## Extracted material
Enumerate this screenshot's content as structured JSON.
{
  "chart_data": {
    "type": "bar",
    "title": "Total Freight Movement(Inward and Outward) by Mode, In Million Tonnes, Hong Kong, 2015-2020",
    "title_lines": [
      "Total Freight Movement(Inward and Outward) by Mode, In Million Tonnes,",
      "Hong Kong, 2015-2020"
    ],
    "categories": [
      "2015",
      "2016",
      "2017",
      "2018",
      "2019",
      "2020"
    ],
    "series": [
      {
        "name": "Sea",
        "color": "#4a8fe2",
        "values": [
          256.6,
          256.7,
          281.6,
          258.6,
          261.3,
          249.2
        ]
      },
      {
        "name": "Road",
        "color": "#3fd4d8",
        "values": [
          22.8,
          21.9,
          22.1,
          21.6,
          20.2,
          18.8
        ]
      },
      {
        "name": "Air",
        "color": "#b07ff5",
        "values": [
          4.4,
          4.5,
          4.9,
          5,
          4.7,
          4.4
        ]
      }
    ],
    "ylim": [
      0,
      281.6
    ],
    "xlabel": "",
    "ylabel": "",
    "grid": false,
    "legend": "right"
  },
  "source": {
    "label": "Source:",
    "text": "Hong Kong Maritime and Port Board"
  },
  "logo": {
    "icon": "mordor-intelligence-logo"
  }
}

## To be done
Reproduce the complete data exactly as presented above.

## Reply to the exercise
Enumerate this screenshot's content as structured JSON.
{
  "chart_data": {
    "type": "bar",
    "title": "Total Freight Movement(Inward and Outward) by Mode, In Million Tonnes, Hong Kong, 2015-2020",
    "title_lines": [
      "Total Freight Movement(Inward and Outward) by Mode, In Million Tonnes,",
      "Hong Kong, 2015-2020"
    ],
    "categories": [
      "2015",
      "2016",
      "2017",
      "2018",
      "2019",
      "2020"
    ],
    "series": [
      {
        "name": "Sea",
        "color": "#4a8fe2",
        "values": [
          256.6,
          256.7,
          281.6,
          258.6,
          261.3,
          249.2
        ]
      },
      {
        "name": "Road",
        "color": "#3fd4d8",
        "values": [
          22.8,
          21.9,
          22.1,
          21.6,
          20.2,
          18.8
        ]
      },
      {
        "name": "Air",
        "color": "#b07ff5",
        "values": [
          4.4,
          4.5,
          4.9,
          5,
          4.7,
          4.4
        ]
      }
    ],
    "ylim": [
      0,
      281.6
    ],
    "xlabel": "",
    "ylabel": "",
    "grid": false,
    "legend": "right"
  },
  "source": {
    "label": "Source:",
    "text": "Hong Kong Maritime and Port Board"
  },
  "logo": {
    "icon": "mordor-intelligence-logo"
  }
}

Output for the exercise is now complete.